**MATERIAL SUPPLIED**
──────────

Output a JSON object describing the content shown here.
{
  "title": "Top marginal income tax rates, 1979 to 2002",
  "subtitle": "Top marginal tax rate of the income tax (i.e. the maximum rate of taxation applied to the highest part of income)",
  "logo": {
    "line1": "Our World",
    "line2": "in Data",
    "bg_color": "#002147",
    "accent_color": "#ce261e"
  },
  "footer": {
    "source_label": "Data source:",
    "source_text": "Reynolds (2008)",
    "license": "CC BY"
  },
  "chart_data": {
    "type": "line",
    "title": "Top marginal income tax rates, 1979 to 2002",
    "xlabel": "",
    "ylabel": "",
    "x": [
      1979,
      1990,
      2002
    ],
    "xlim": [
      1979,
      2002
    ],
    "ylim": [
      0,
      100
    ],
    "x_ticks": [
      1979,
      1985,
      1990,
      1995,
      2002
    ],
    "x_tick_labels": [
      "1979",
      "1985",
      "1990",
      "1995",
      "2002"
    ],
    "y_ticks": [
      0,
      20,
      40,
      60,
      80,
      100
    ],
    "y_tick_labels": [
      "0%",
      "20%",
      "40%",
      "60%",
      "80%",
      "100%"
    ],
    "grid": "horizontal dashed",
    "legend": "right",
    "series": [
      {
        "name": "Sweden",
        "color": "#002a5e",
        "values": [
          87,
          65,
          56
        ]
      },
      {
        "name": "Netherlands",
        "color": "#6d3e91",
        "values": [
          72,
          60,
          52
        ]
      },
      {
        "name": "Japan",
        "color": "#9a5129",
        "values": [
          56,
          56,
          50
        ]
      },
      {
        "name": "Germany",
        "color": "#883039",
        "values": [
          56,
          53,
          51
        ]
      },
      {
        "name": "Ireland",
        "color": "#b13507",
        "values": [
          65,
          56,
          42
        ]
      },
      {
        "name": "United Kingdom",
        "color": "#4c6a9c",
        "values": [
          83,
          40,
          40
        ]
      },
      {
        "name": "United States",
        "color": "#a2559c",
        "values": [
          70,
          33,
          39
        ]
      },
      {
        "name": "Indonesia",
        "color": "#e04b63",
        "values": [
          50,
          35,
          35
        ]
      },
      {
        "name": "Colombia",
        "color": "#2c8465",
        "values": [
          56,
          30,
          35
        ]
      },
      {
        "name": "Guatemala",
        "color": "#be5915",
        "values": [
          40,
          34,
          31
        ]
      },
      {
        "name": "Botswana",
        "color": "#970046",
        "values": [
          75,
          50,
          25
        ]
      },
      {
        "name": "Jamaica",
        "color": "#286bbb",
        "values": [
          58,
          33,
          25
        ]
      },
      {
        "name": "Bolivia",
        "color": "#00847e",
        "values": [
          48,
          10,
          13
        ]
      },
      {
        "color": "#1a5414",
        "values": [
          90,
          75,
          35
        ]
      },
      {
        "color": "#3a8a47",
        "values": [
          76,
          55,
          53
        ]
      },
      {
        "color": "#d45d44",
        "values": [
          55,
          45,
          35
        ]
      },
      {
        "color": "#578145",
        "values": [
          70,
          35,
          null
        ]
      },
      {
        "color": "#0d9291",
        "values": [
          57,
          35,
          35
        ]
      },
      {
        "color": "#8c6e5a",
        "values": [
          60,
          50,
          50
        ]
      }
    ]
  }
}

──────────

**DIRECTION**
Print the complete listing again, exactly as it stands.

**RESPONSE**
Output a JSON object describing the content shown here.
{
  "title": "Top marginal income tax rates, 1979 to 2002",
  "subtitle": "Top marginal tax rate of the income tax (i.e. the maximum rate of taxation applied to the highest part of income)",
  "logo": {
    "line1": "Our World",
    "line2": "in Data",
    "bg_color": "#002147",
    "accent_color": "#ce261e"
  },
  "footer": {
    "source_label": "Data source:",
    "source_text": "Reynolds (2008)",
    "license": "CC BY"
  },
  "chart_data": {
    "type": "line",
    "title": "Top marginal income tax rates, 1979 to 2002",
    "xlabel": "",
    "ylabel": "",
    "x": [
      1979,
      1990,
      2002
    ],
    "xlim": [
      1979,
      2002
    ],
    "ylim": [
      0,
      100
    ],
    "x_ticks": [
      1979,
      1985,
      1990,
      1995,
      2002
    ],
    "x_tick_labels": [
      "1979",
      "1985",
      "1990",
      "1995",
      "2002"
    ],
    "y_ticks": [
      0,
      20,
      40,
      60,
      80,
      100
    ],
    "y_tick_labels": [
      "0%",
      "20%",
      "40%",
      "60%",
      "80%",
      "100%"
    ],
    "grid": "horizontal dashed",
    "legend": "right",
    "series": [
      {
        "name": "Sweden",
        "color": "#002a5e",
        "values": [
          87,
          65,
          56
        ]
      },
      {
        "name": "Netherlands",
        "color": "#6d3e91",
        "values": [
          72,
          60,
          52
        ]
      },
      {
        "name": "Japan",
        "color": "#9a5129",
        "values": [
          56,
          56,
          50
        ]
      },
      {
        "name": "Germany",
        "color": "#883039",
        "values": [
          56,
          53,
          51
        ]
      },
      {
        "name": "Ireland",
        "color": "#b13507",
        "values": [
          65,
          56,
          42
        ]
      },
      {
        "name": "United Kingdom",
        "color": "#4c6a9c",
        "values": [
          83,
          40,
          40
        ]
      },
      {
        "name": "United States",
        "color": "#a2559c",
        "values": [
          70,
          33,
          39
        ]
      },
      {
        "name": "Indonesia",
        "color": "#e04b63",
        "values": [
          50,
          35,
          35
        ]
      },
      {
        "name": "Colombia",
        "color": "#2c8465",
        "values": [
          56,
          30,
          35
        ]
      },
      {
        "name": "Guatemala",
        "color": "#be5915",
        "values": [
          40,
          34,
          31
        ]
      },
      {
        "name": "Botswana",
        "color": "#970046",
        "values": [
          75,
          50,
          25
        ]
      },
      {
        "name": "Jamaica",
        "color": "#286bbb",
        "values": [
          58,
          33,
          25
        ]
      },
      {
        "name": "Bolivia",
        "color": "#00847e",
        "values": [
          48,
          10,
          13
        ]
      },
      {
        "color": "#1a5414",
        "values": [
          90,
          75,
          35
        ]
      },
      {
        "color": "#3a8a47",
        "values": [
          76,
          55,
          53
        ]
      },
      {
        "color": "#d45d44",
        "values": [
          55,
          45,
          35
        ]
      },
      {
        "color": "#578145",
        "values": [
          70,
          35,
          null
        ]
      },
      {
        "color": "#0d9291",
        "values": [
          57,
          35,
          35
        ]
      },
      {
        "color": "#8c6e5a",
        "values": [
          60,
          50,
          50
        ]
      }
    ]
  }
}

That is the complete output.